## Data entries
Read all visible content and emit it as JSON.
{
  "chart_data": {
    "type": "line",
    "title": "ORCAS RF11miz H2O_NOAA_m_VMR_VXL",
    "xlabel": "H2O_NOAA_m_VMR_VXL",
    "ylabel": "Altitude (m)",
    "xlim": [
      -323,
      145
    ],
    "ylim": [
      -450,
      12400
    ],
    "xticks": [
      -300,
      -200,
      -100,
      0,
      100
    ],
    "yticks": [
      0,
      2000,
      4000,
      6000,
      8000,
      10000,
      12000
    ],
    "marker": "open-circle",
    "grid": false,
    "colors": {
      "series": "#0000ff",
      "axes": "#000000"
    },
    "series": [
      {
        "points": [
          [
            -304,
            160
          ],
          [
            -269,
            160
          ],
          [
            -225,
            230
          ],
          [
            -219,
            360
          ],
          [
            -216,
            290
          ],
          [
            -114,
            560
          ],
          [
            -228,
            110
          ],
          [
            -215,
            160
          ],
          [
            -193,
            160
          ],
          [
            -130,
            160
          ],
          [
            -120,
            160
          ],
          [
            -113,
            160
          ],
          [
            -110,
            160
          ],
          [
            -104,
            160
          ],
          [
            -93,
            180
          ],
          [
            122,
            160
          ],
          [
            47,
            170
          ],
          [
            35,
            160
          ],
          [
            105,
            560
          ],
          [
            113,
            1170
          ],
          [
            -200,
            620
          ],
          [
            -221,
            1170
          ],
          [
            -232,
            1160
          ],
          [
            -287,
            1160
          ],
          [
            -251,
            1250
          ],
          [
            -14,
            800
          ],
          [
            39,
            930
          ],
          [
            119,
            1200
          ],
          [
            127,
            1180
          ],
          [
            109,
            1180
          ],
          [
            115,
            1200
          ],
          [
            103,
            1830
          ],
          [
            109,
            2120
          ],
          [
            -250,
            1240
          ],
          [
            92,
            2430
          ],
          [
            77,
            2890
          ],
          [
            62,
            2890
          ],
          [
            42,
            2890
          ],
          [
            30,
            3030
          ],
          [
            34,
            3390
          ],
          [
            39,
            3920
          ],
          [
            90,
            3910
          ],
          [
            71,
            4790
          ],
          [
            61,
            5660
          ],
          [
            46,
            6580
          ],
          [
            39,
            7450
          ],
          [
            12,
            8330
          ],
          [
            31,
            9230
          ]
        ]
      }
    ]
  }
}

## Set task
Reproduce all data above, unchanged.

## The completed task
Read all visible content and emit it as JSON.
{
  "chart_data": {
    "type": "line",
    "title": "ORCAS RF11miz H2O_NOAA_m_VMR_VXL",
    "xlabel": "H2O_NOAA_m_VMR_VXL",
    "ylabel": "Altitude (m)",
    "xlim": [
      -323,
      145
    ],
    "ylim": [
      -450,
      12400
    ],
    "xticks": [
      -300,
      -200,
      -100,
      0,
      100
    ],
    "yticks": [
      0,
      2000,
      4000,
      6000,
      8000,
      10000,
      12000
    ],
    "marker": "open-circle",
    "grid": false,
    "colors": {
      "series": "#0000ff",
      "axes": "#000000"
    },
    "series": [
      {
        "points": [
          [
            -304,
            160
          ],
          [
            -269,
            160
          ],
          [
            -225,
            230
          ],
          [
            -219,
            360
          ],
          [
            -216,
            290
          ],
          [
            -114,
            560
          ],
          [
            -228,
            110
          ],
          [
            -215,
            160
          ],
          [
            -193,
            160
          ],
          [
            -130,
            160
          ],
          [
            -120,
            160
          ],
          [
            -113,
            160
          ],
          [
            -110,
            160
          ],
          [
            -104,
            160
          ],
          [
            -93,
            180
          ],
          [
            122,
            160
          ],
          [
            47,
            170
          ],
          [
            35,
            160
          ],
          [
            105,
            560
          ],
          [
            113,
            1170
          ],
          [
            -200,
            620
          ],
          [
            -221,
            1170
          ],
          [
            -232,
            1160
          ],
          [
            -287,
            1160
          ],
          [
            -251,
            1250
          ],
          [
            -14,
            800
          ],
          [
            39,
            930
          ],
          [
            119,
            1200
          ],
          [
            127,
            1180
          ],
          [
            109,
            1180
          ],
          [
            115,
            1200
          ],
          [
            103,
            1830
          ],
          [
            109,
            2120
          ],
          [
            -250,
            1240
          ],
          [
            92,
            2430
          ],
          [
            77,
            2890
          ],
          [
            62,
            2890
          ],
          [
            42,
            2890
          ],
          [
            30,
            3030
          ],
          [
            34,
            3390
          ],
          [
            39,
            3920
          ],
          [
            90,
            3910
          ],
          [
            71,
            4790
          ],
          [
            61,
            5660
          ],
          [
            46,
            6580
          ],
          [
            39,
            7450
          ],
          [
            12,
            8330
          ],
          [
            31,
            9230
          ]
        ]
      }
    ]
  }
}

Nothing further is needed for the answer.